> _AIM OF THE EXERCISE_
Give back only the records from the line with "roc-chart-dvdi: ROC Curve" up to and including the line with "x-axis-label: 1 - Specificity xyxy=(148,353,220,365)", substituting "False Positive Rate" for "Specificity" and keeping everything else the same.
━━━━━━━━━━
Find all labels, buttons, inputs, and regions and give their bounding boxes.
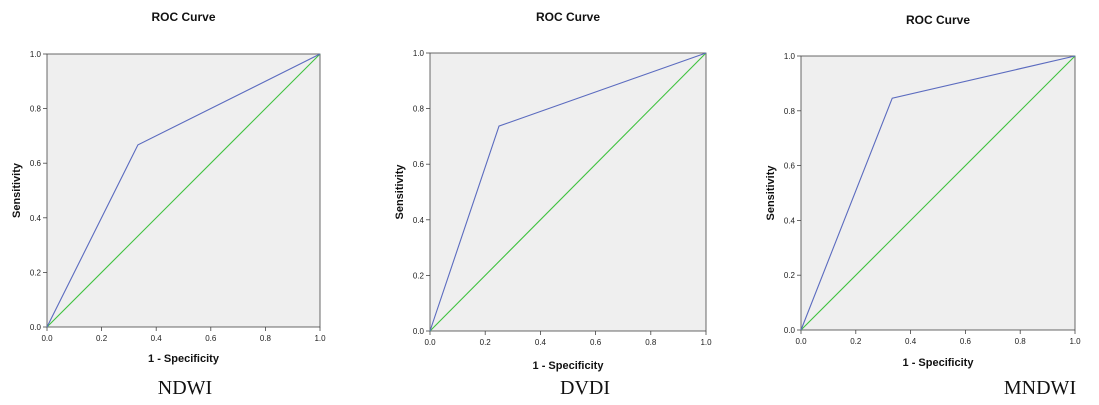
roc-chart-dvdi: ROC Curve 0.0 0.2 0.4 0.6 0.8 1.0 0.0 0.2 0.4 0.6 0… xyxy=(380,0,720,372)
x-tick-label: 0.8 xyxy=(260,334,272,343)
x-tick-label: 0.4 xyxy=(151,334,163,343)
y-tick-label: 0.2 xyxy=(413,271,425,280)
x-axis-label: 1 - Specificity xyxy=(148,353,220,365)
x-tick-label: 0.6 xyxy=(590,338,602,347)
roc-curve-line xyxy=(429,52,707,332)
y-axis-label: Sensitivity xyxy=(11,162,23,218)
y-tick-label: 0.8 xyxy=(30,105,42,114)
chart-title: ROC Curve xyxy=(151,10,215,24)
x-tick-label: 0.4 xyxy=(905,337,917,346)
x-tick-label: 1.0 xyxy=(700,338,712,347)
x-axis-label: 1 - Specificity xyxy=(533,360,605,372)
roc-chart-ndwi: ROC Curve 0.0 0.2 0.4 0.6 0.8 1.0 0.0 0.2 0.4 0.6 0… xyxy=(0,0,340,370)
roc-curve-line xyxy=(800,55,1076,331)
roc-chart-mndwi-svg: ROC Curve 0.0 0.2 0.4 0.6 0.8 1.0 0.0 0.2 0.4 0.6 0… xyxy=(765,13,1081,369)
y-tick-label: 0.4 xyxy=(30,214,42,223)
x-tick-label: 0.2 xyxy=(850,337,862,346)
x-tick-label: 1.0 xyxy=(314,334,326,343)
x-tick-label: 0.0 xyxy=(424,338,436,347)
y-tick-label: 0.8 xyxy=(784,107,796,116)
x-tick-label: 1.0 xyxy=(1069,337,1081,346)
y-axis-label: Sensitivity xyxy=(394,164,406,220)
y-axis-label: Sensitivity xyxy=(765,165,777,221)
caption-ndwi: NDWI xyxy=(157,377,213,399)
roc-chart-dvdi-svg: ROC Curve 0.0 0.2 0.4 0.6 0.8 1.0 0.0 0.2 0.4 0.6 0… xyxy=(394,10,712,372)
y-tick-label: 0.6 xyxy=(784,162,796,171)
x-tick-label: 0.6 xyxy=(960,337,972,346)
y-tick-label: 0.6 xyxy=(413,160,425,169)
chart-title: ROC Curve xyxy=(906,13,970,27)
x-tick-label: 0.6 xyxy=(205,334,217,343)
y-tick-label: 1.0 xyxy=(784,52,796,61)
y-tick-label: 0.4 xyxy=(413,216,425,225)
y-tick-label: 0.8 xyxy=(413,105,425,114)
y-tick-label: 0.4 xyxy=(784,216,796,225)
x-tick-label: 0.2 xyxy=(480,338,492,347)
x-tick-label: 0.4 xyxy=(535,338,547,347)
roc-curve-line xyxy=(46,53,321,328)
reference-line xyxy=(429,52,707,332)
y-tick-label: 0.0 xyxy=(30,323,42,332)
roc-chart-ndwi-svg: ROC Curve 0.0 0.2 0.4 0.6 0.8 1.0 0.0 0.2 0.4 0.6 0… xyxy=(11,10,326,365)
x-tick-label: 0.0 xyxy=(41,334,53,343)
caption-mndwi: MNDWI xyxy=(1003,377,1077,399)
y-tick-label: 0.6 xyxy=(30,159,42,168)
x-tick-label: 0.8 xyxy=(1015,337,1027,346)
y-tick-label: 0.0 xyxy=(784,326,796,335)
y-tick-label: 1.0 xyxy=(413,49,425,58)
y-tick-label: 1.0 xyxy=(30,50,42,59)
reference-line xyxy=(800,55,1076,331)
x-tick-label: 0.0 xyxy=(795,337,807,346)
reference-line xyxy=(46,53,321,328)
y-tick-label: 0.2 xyxy=(30,268,42,277)
roc-chart-mndwi: ROC Curve 0.0 0.2 0.4 0.6 0.8 1.0 0.0 0.2 0.4 0.6 0… xyxy=(755,0,1095,370)
caption-dvdi: DVDI xyxy=(560,377,610,399)
x-tick-label: 0.8 xyxy=(645,338,657,347)
x-axis-label: 1 - Specificity xyxy=(903,357,975,369)
y-tick-label: 0.0 xyxy=(413,327,425,336)
chart-title: ROC Curve xyxy=(536,10,600,24)
x-tick-label: 0.2 xyxy=(96,334,108,343)
y-tick-label: 0.2 xyxy=(784,271,796,280)
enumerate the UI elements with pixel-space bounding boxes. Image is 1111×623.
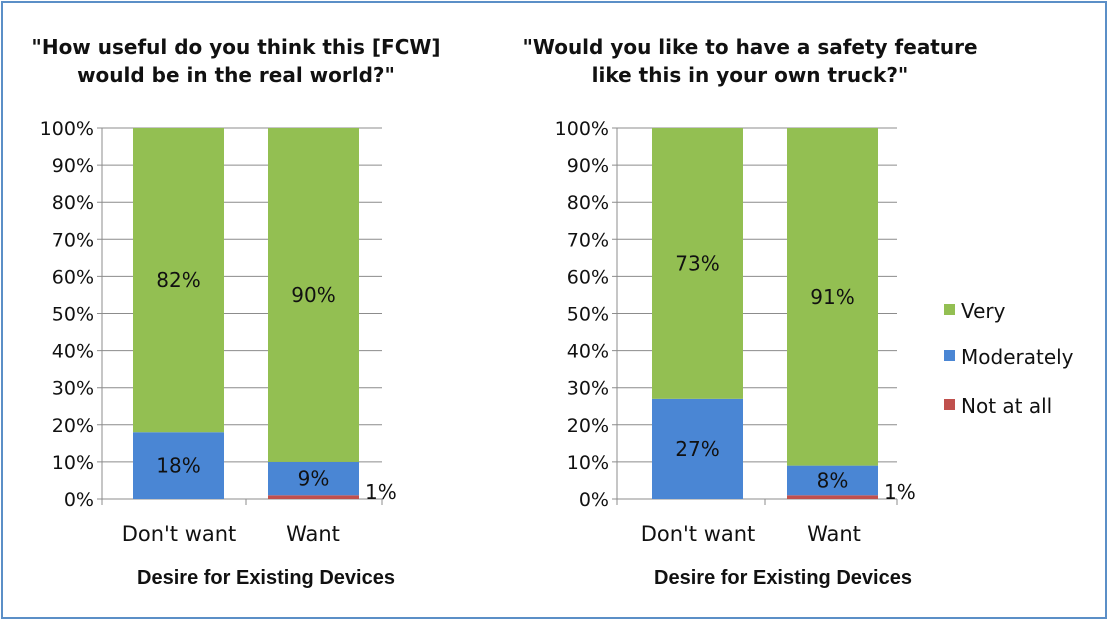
y-tick-label: 100% <box>40 118 94 140</box>
bar-segment <box>268 495 359 499</box>
y-tick-label: 70% <box>52 229 94 251</box>
bar-segment <box>133 432 224 499</box>
y-tick-label: 60% <box>52 266 94 288</box>
y-tick-label: 80% <box>567 192 609 214</box>
y-tick-label: 50% <box>52 304 94 326</box>
chart-title-line: "Would you like to have a safety feature <box>522 35 977 59</box>
legend-swatch <box>944 350 955 361</box>
bar-segment <box>652 398 743 499</box>
y-tick-label: 0% <box>64 489 94 511</box>
data-label: 8% <box>817 468 849 492</box>
x-category-label: Want <box>807 522 861 546</box>
y-tick-label: 30% <box>567 378 609 400</box>
data-label: 9% <box>298 467 330 491</box>
y-tick-label: 80% <box>52 192 94 214</box>
bar-segment <box>268 128 359 462</box>
x-category-label: Want <box>286 522 340 546</box>
y-tick-label: 40% <box>52 341 94 363</box>
y-tick-label: 20% <box>52 415 94 437</box>
x-axis-title: Desire for Existing Devices <box>654 567 912 589</box>
x-category-label: Don't want <box>641 522 756 546</box>
y-tick-label: 40% <box>567 341 609 363</box>
y-tick-label: 90% <box>52 155 94 177</box>
data-label: 90% <box>291 283 335 307</box>
y-tick-label: 10% <box>567 452 609 474</box>
y-tick-label: 0% <box>579 489 609 511</box>
bar-segment <box>133 128 224 433</box>
x-category-label: Don't want <box>122 522 237 546</box>
y-tick-label: 50% <box>567 304 609 326</box>
chart-title-line: "How useful do you think this [FCW] <box>31 35 440 59</box>
bar-segment <box>652 128 743 399</box>
bar-segment <box>787 465 878 496</box>
chart-title-line: like this in your own truck?" <box>592 63 909 87</box>
data-label: 18% <box>156 454 200 478</box>
bar-segment <box>268 461 359 496</box>
bar-segment <box>787 128 878 466</box>
legend-swatch <box>944 304 955 315</box>
legend-label: Moderately <box>961 345 1074 369</box>
data-label: 91% <box>810 285 854 309</box>
data-label: 27% <box>675 437 719 461</box>
bar-segment <box>787 495 878 499</box>
y-tick-label: 70% <box>567 229 609 251</box>
y-tick-label: 90% <box>567 155 609 177</box>
chart-title-line: would be in the real world?" <box>77 63 395 87</box>
data-label: 82% <box>156 268 200 292</box>
legend-swatch <box>944 399 955 410</box>
legend-label: Very <box>961 299 1006 323</box>
y-tick-label: 30% <box>52 378 94 400</box>
legend-label: Not at all <box>961 394 1052 418</box>
y-tick-label: 60% <box>567 266 609 288</box>
data-label: 73% <box>675 251 719 275</box>
x-axis-title: Desire for Existing Devices <box>137 567 395 589</box>
data-label: 1% <box>884 480 916 504</box>
data-label: 1% <box>365 480 397 504</box>
y-tick-label: 100% <box>555 118 609 140</box>
y-tick-label: 10% <box>52 452 94 474</box>
y-tick-label: 20% <box>567 415 609 437</box>
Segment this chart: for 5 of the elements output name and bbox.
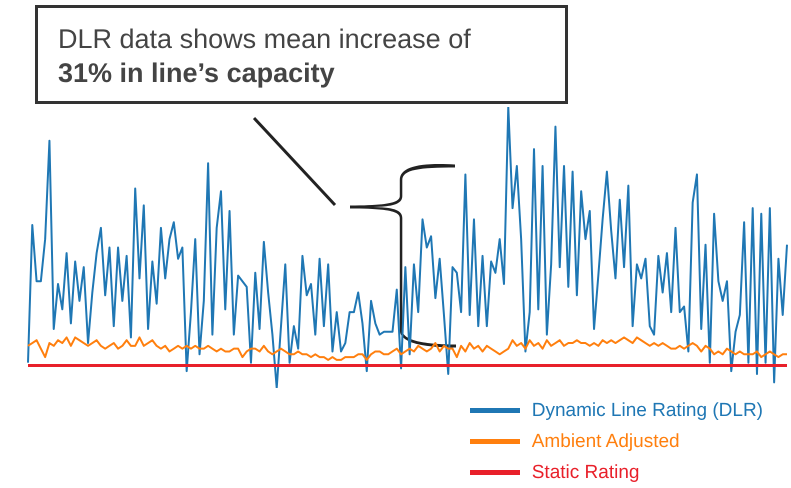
━━━━━━━━━━
> _TASK SOLUTION_
roc-chart-dvdi: ROC Curve 0.0 0.2 0.4 0.6 0.8 1.0 0.0 0.2 0.4 0.6 0… xyxy=(380,0,720,372)
x-tick-label: 0.8 xyxy=(260,334,272,343)
x-tick-label: 0.4 xyxy=(151,334,163,343)
y-tick-label: 0.2 xyxy=(413,271,425,280)
x-axis-label: 1 - False Positive Rate xyxy=(148,353,220,365)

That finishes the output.